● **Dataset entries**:

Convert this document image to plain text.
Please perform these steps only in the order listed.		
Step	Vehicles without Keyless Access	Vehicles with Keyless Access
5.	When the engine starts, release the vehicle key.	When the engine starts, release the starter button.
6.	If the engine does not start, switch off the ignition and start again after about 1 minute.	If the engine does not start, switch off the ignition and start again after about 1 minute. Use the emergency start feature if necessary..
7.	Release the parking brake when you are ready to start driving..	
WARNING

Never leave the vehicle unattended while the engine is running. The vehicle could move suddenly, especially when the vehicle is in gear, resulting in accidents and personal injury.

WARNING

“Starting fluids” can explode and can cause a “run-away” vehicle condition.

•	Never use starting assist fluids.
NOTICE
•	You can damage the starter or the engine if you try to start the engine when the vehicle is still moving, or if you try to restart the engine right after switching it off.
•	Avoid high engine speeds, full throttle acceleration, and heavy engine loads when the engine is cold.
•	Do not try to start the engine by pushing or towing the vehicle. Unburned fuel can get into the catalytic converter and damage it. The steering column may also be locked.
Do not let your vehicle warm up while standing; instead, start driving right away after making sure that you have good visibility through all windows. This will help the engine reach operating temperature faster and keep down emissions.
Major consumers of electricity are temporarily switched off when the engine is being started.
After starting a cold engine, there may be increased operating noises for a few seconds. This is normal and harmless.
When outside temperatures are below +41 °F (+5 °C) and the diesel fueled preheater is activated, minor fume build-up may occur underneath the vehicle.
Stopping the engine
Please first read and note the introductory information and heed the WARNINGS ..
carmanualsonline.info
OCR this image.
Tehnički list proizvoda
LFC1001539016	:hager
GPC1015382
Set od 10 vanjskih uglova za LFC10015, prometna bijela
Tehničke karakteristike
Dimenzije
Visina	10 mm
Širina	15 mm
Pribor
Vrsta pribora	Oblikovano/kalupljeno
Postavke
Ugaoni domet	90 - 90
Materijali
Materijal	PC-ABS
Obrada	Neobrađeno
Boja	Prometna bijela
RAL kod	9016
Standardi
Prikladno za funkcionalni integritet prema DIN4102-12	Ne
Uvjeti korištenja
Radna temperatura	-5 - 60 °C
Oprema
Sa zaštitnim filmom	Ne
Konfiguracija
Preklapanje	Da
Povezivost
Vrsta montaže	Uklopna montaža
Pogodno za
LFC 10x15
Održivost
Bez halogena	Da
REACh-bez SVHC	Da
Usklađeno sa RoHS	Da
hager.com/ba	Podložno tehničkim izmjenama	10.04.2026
--
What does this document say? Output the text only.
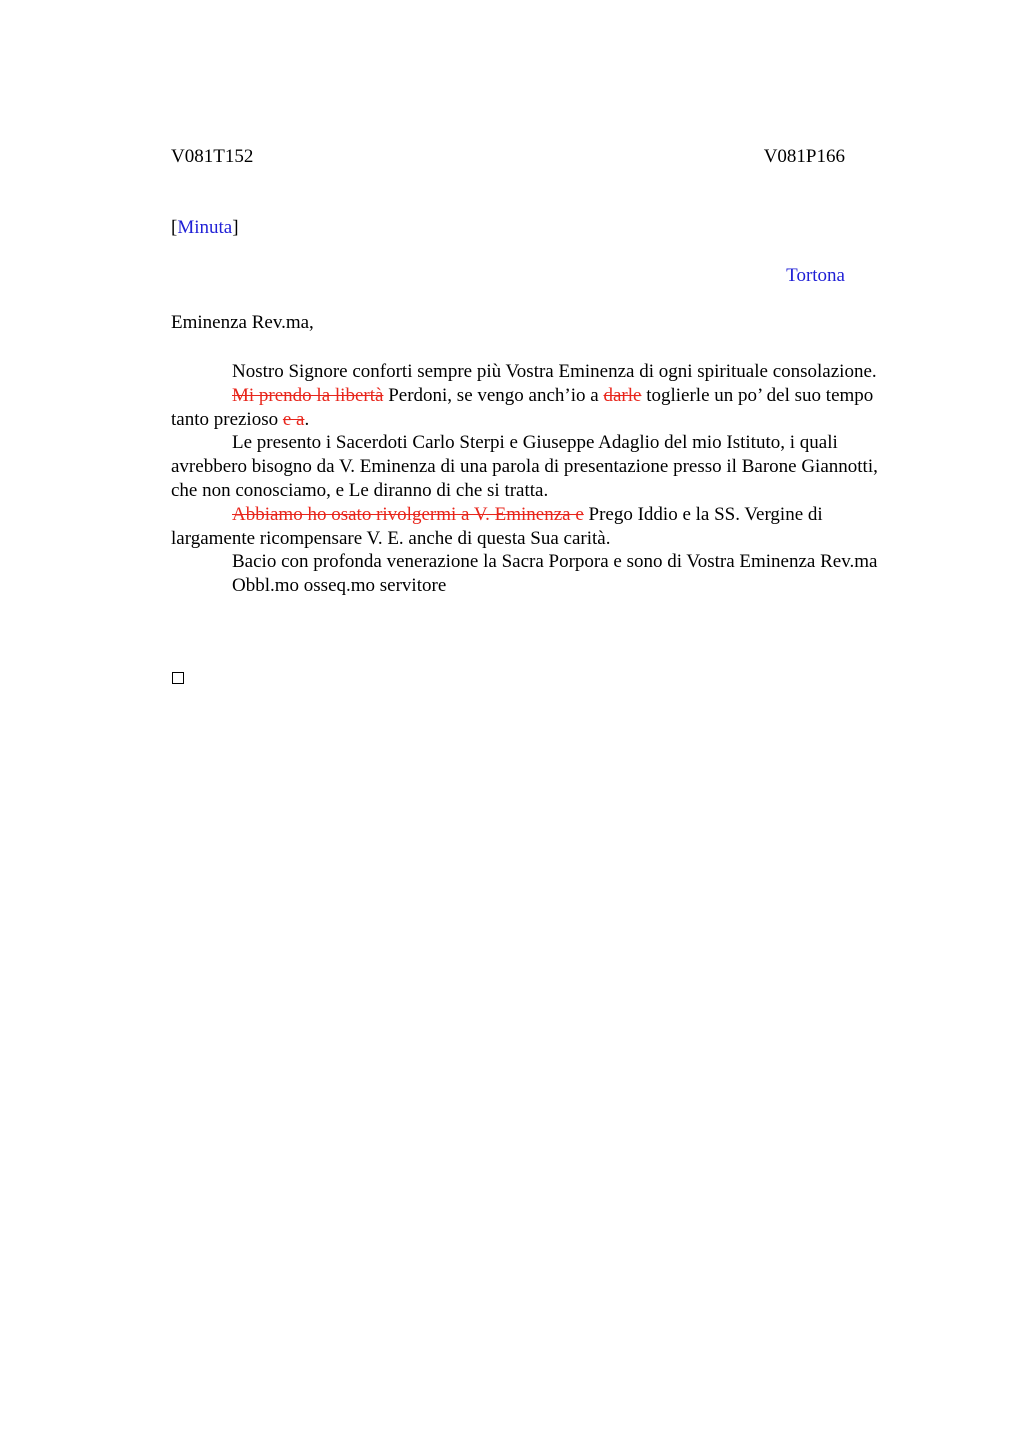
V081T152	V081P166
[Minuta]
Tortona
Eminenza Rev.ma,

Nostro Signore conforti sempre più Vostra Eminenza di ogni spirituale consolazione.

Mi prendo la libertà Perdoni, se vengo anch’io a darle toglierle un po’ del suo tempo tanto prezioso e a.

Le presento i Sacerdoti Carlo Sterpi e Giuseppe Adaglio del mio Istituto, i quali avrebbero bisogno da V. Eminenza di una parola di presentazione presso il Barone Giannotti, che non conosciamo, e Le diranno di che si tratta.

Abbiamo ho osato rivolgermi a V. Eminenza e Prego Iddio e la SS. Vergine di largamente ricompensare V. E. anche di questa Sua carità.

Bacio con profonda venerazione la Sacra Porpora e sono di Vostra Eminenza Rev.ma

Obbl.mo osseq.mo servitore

● **GOAL**: Keep only those lines of the records that hold "document", and return them.

● **ANSWER TO THIS TASK**:
Convert this document image to plain text.
What does this document say? Output the text only.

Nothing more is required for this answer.